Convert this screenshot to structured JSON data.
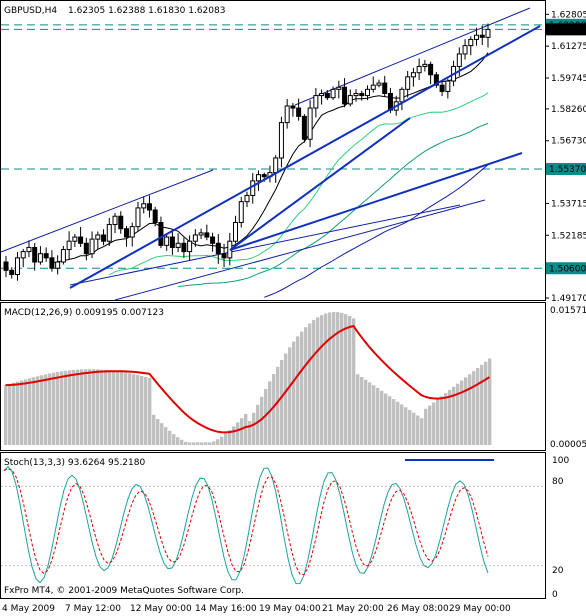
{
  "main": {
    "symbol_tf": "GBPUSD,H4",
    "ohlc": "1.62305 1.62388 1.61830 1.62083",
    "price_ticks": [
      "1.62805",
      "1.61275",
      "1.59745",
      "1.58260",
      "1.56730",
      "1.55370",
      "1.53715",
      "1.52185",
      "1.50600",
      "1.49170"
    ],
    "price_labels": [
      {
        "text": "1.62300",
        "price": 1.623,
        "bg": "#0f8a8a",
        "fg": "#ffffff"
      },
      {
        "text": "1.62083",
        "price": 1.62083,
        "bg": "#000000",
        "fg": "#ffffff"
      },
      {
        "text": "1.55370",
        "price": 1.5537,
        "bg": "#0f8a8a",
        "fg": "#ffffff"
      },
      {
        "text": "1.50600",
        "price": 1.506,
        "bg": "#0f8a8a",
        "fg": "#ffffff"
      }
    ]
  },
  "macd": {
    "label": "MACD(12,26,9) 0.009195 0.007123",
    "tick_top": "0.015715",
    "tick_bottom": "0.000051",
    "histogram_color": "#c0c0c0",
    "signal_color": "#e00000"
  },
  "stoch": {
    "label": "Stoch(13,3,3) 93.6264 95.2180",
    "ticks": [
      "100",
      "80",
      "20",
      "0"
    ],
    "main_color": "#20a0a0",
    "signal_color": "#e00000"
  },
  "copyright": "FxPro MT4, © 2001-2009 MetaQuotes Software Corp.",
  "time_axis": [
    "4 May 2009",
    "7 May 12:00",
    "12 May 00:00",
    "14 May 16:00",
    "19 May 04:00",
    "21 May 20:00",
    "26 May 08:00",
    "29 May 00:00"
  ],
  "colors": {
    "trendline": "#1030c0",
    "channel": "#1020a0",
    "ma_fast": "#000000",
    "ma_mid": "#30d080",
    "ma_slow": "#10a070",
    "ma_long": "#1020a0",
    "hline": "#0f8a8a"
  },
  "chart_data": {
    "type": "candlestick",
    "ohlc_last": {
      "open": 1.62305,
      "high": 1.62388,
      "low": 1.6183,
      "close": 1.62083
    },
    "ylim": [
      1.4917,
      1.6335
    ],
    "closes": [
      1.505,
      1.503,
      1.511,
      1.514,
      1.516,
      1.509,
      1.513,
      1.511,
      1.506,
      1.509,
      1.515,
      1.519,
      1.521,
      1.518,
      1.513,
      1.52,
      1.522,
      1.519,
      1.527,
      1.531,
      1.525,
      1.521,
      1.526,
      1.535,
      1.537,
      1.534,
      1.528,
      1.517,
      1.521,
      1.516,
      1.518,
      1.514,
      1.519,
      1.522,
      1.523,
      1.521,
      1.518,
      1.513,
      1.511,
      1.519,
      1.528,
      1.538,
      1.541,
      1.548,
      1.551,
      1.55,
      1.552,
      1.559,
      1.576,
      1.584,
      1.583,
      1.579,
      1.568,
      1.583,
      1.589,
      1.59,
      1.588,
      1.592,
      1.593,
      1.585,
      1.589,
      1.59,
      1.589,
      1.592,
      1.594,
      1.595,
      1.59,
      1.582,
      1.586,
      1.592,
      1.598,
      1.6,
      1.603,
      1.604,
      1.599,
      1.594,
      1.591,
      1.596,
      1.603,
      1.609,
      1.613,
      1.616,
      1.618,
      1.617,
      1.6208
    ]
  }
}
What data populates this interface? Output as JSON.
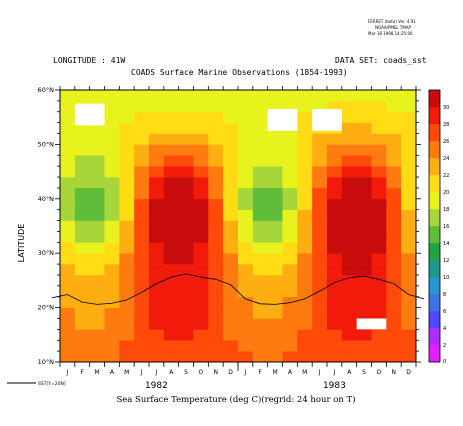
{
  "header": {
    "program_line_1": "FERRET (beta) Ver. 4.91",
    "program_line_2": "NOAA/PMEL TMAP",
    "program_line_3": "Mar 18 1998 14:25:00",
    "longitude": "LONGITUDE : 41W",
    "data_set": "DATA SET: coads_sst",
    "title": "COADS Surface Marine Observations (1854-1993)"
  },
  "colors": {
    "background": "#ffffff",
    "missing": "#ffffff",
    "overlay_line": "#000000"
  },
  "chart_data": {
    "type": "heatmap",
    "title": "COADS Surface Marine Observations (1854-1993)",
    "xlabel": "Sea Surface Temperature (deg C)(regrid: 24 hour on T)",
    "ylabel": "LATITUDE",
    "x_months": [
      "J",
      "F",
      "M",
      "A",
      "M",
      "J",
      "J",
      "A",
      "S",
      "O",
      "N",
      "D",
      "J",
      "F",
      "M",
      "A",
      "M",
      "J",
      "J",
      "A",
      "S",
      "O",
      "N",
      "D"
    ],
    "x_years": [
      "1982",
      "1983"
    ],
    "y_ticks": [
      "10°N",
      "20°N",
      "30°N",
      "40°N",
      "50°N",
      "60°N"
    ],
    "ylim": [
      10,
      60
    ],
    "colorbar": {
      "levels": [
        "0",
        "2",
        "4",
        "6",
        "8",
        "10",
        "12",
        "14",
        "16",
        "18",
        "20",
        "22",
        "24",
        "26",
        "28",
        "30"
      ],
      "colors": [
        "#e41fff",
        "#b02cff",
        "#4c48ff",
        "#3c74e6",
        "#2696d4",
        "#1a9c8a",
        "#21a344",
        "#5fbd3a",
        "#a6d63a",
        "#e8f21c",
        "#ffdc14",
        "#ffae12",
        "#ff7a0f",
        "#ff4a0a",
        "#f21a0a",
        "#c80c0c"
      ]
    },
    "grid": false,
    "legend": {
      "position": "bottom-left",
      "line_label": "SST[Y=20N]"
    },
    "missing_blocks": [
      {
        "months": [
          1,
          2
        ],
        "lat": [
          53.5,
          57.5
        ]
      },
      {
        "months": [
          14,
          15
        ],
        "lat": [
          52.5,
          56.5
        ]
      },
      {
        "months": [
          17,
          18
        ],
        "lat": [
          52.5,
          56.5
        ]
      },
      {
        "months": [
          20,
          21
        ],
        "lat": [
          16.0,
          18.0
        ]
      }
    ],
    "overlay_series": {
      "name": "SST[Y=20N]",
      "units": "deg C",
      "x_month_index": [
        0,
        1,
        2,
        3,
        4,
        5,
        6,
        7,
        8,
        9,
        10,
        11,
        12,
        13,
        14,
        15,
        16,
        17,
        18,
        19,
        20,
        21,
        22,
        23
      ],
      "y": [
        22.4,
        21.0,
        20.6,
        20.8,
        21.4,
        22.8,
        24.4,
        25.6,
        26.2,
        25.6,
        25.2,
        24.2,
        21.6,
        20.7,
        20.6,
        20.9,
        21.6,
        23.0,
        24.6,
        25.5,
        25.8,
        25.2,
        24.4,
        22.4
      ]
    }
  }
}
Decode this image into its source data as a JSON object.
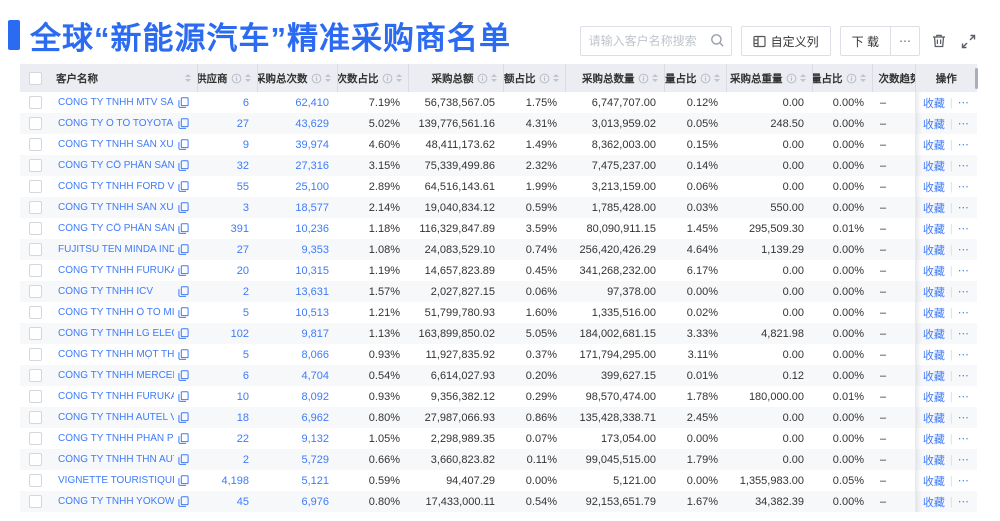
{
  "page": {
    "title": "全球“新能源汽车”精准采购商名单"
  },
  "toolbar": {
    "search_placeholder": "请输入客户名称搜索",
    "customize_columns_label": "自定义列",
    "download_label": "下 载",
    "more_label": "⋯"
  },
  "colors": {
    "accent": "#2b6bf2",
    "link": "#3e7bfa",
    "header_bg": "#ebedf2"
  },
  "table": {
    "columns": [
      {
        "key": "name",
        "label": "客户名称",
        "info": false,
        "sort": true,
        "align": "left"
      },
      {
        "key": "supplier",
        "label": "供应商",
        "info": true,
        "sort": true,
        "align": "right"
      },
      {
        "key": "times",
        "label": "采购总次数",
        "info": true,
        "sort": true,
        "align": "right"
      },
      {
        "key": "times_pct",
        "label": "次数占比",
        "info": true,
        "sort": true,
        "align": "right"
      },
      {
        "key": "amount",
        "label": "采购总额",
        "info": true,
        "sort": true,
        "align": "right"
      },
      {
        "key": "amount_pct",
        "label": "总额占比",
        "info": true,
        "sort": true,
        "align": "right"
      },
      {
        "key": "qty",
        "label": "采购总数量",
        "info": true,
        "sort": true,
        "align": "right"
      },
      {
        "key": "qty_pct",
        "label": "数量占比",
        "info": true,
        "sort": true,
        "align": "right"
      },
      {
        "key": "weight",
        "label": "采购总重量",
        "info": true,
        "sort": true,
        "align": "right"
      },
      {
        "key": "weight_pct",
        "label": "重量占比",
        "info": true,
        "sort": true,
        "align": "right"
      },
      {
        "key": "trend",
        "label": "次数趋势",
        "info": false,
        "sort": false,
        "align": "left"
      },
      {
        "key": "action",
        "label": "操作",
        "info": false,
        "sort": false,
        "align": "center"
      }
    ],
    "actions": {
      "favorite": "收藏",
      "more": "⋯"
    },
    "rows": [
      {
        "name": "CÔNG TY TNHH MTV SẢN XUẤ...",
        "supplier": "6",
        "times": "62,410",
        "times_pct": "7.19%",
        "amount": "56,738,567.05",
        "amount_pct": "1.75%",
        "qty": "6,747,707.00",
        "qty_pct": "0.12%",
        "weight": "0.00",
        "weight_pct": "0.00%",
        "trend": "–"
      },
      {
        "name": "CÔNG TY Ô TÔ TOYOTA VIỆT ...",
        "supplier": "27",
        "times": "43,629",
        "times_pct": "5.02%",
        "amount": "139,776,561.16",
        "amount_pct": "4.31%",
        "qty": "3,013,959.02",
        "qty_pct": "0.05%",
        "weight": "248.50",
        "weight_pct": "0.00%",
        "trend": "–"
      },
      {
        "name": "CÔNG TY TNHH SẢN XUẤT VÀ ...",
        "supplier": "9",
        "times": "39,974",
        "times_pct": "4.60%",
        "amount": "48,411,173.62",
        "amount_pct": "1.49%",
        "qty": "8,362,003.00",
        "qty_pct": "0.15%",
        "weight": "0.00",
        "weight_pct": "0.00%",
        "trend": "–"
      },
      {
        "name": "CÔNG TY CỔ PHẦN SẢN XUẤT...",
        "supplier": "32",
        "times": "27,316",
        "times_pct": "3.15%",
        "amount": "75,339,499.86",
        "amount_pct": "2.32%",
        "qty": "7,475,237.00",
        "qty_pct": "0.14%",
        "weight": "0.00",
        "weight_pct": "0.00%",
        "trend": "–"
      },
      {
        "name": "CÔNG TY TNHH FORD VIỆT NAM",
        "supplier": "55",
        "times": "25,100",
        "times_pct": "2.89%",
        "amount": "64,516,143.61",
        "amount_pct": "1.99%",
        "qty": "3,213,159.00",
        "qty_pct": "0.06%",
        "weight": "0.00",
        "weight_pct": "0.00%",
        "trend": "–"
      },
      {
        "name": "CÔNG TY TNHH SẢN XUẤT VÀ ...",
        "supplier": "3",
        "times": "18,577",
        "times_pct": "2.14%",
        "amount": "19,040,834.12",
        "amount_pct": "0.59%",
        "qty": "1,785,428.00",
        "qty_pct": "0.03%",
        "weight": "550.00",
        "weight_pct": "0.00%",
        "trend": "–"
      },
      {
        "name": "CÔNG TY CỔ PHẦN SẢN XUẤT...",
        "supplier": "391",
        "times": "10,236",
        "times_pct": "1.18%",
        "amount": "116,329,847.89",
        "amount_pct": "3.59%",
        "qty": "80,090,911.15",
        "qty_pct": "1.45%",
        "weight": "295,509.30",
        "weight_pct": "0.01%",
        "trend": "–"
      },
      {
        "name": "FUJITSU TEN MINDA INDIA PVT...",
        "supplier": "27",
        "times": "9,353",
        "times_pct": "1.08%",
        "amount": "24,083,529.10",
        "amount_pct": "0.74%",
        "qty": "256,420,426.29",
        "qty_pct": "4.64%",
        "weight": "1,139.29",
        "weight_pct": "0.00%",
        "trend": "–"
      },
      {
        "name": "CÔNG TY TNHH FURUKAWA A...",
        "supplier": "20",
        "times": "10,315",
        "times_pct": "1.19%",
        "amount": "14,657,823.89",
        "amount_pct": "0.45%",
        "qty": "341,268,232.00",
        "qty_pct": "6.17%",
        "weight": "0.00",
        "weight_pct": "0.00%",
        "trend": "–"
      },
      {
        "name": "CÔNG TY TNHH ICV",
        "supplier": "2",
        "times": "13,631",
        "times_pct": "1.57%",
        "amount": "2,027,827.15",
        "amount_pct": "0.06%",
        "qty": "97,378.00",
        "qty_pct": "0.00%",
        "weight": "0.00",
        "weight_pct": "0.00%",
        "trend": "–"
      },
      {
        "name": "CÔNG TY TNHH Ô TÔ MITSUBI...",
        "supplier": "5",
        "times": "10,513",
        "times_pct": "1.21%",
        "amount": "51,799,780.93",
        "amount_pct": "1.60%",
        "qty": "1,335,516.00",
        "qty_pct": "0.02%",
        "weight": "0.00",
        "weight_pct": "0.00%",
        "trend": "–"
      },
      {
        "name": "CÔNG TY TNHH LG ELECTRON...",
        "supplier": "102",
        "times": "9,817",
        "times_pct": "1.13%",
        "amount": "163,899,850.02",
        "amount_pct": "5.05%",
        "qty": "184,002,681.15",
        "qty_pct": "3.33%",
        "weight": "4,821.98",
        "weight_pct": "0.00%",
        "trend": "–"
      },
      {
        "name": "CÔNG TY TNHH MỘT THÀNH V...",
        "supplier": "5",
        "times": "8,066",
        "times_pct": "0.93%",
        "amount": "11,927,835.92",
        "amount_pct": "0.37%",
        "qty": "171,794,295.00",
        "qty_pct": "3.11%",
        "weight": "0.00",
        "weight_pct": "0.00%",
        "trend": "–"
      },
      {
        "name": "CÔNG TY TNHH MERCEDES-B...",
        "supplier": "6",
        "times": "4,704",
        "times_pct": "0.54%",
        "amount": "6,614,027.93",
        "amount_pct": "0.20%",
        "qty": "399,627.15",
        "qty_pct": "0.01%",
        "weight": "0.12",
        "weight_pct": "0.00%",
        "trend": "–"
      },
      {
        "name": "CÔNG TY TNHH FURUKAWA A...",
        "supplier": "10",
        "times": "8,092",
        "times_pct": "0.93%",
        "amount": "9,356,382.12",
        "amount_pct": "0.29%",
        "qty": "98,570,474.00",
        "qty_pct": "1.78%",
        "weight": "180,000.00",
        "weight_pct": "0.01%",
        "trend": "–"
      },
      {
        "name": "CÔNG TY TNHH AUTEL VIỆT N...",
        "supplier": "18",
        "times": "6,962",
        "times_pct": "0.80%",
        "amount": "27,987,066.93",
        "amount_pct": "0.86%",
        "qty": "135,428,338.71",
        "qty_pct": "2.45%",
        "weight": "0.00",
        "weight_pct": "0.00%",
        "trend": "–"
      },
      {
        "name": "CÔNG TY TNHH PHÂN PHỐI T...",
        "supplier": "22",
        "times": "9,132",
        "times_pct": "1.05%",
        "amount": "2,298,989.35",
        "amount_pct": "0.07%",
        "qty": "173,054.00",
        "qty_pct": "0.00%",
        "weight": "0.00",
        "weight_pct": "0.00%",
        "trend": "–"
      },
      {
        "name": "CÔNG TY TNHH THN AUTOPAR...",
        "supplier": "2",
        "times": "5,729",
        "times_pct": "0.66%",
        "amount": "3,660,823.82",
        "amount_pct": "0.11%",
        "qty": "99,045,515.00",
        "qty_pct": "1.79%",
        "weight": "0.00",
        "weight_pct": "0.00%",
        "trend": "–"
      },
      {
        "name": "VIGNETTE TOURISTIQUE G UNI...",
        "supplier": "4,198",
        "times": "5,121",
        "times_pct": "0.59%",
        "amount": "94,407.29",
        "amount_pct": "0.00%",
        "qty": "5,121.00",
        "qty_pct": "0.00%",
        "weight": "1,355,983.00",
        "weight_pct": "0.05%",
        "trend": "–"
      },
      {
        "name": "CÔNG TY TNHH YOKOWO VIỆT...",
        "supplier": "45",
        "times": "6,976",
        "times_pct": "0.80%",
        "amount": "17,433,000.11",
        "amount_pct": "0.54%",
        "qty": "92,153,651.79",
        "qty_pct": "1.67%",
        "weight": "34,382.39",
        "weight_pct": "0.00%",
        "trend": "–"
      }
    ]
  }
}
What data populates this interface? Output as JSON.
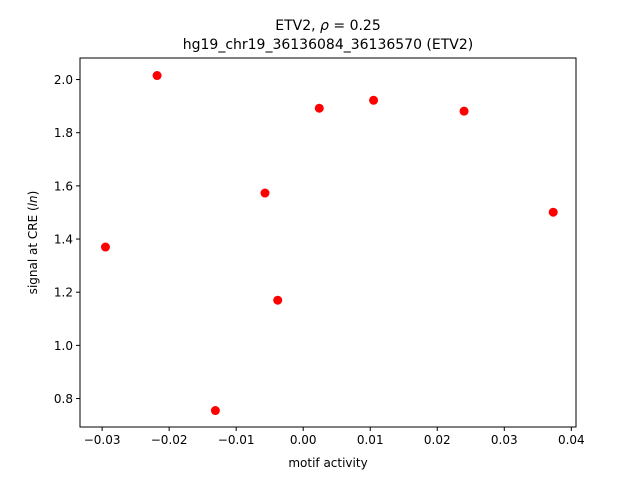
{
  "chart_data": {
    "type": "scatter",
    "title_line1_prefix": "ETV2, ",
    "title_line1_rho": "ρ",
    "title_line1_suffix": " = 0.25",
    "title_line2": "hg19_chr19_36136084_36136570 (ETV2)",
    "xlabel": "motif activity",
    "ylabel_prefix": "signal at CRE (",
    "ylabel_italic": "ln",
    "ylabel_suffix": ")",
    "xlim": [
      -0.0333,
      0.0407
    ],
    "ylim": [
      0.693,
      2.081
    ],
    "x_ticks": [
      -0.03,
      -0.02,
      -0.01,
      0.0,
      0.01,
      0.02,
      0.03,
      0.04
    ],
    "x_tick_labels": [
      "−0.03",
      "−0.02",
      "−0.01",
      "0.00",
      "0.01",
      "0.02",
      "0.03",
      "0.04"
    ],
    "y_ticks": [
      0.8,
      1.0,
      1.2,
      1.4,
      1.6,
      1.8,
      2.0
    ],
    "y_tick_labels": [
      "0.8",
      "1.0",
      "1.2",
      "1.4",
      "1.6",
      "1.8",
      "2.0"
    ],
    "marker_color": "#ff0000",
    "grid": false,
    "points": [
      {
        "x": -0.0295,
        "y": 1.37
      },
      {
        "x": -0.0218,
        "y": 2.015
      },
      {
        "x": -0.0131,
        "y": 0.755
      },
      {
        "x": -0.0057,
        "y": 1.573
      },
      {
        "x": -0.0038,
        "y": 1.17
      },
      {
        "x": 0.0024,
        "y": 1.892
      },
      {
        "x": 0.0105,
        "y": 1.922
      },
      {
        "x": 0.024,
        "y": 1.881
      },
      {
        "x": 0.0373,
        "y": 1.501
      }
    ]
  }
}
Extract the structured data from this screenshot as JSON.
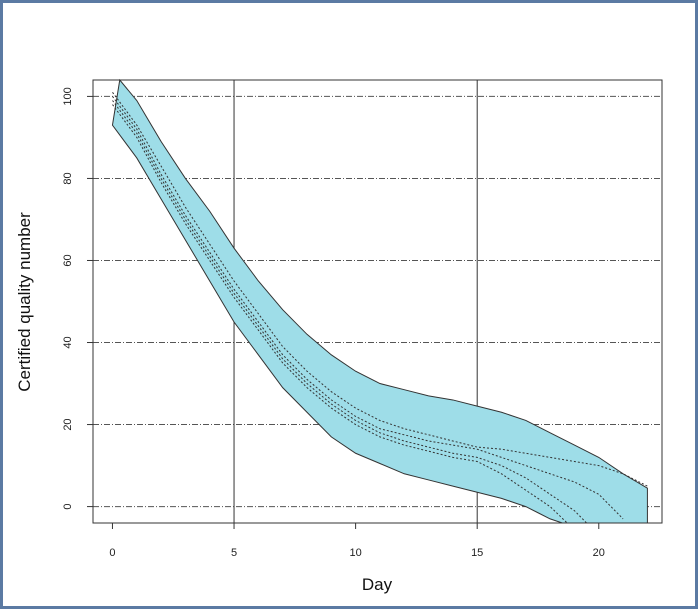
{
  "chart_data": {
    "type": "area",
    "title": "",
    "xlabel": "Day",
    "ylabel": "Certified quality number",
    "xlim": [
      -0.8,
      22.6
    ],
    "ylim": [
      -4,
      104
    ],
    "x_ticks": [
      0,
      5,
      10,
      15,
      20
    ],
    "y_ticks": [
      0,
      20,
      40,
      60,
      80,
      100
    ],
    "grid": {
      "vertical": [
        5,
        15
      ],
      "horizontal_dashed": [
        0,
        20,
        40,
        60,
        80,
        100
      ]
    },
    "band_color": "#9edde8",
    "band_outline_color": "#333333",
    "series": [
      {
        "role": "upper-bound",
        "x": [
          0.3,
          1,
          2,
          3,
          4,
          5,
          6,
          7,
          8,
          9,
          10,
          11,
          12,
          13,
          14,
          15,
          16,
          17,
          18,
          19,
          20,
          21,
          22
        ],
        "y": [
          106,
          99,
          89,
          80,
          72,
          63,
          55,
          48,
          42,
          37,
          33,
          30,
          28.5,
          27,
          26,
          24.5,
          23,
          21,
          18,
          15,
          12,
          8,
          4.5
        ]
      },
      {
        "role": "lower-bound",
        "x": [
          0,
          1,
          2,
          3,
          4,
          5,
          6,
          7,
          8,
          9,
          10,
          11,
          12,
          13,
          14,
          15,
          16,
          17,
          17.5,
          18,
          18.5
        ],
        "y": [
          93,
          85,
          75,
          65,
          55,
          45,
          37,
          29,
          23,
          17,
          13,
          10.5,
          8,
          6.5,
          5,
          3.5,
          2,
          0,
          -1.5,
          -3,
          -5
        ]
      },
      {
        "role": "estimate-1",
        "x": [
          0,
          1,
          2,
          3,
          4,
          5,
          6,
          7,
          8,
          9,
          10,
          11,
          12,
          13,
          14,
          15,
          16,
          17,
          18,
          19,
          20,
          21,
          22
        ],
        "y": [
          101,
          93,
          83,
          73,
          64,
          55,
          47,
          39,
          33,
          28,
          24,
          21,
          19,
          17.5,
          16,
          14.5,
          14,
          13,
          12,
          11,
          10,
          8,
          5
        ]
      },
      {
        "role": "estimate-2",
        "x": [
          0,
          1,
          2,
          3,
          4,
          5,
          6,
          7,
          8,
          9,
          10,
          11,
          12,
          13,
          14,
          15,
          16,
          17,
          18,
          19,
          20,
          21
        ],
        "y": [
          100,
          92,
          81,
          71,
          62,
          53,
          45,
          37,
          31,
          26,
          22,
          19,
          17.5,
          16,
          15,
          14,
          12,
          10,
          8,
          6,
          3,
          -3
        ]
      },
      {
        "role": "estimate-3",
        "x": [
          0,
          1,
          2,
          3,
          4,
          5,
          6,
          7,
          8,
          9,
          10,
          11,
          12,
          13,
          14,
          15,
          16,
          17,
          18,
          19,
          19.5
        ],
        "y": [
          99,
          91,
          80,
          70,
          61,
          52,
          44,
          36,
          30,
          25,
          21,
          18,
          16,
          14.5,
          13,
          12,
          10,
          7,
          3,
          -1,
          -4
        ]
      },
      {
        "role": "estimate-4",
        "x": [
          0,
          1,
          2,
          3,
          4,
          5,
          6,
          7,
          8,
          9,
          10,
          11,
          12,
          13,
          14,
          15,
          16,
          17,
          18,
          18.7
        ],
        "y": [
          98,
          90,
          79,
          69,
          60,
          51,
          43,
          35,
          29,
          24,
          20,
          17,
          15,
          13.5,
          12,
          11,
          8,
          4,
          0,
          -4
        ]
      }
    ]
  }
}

★ ★ ★

WHAT YOU ARE ASKED TO DO: Only a number is wanted: how many lines contain the word "VIỆT"?

THE ANSWER: 4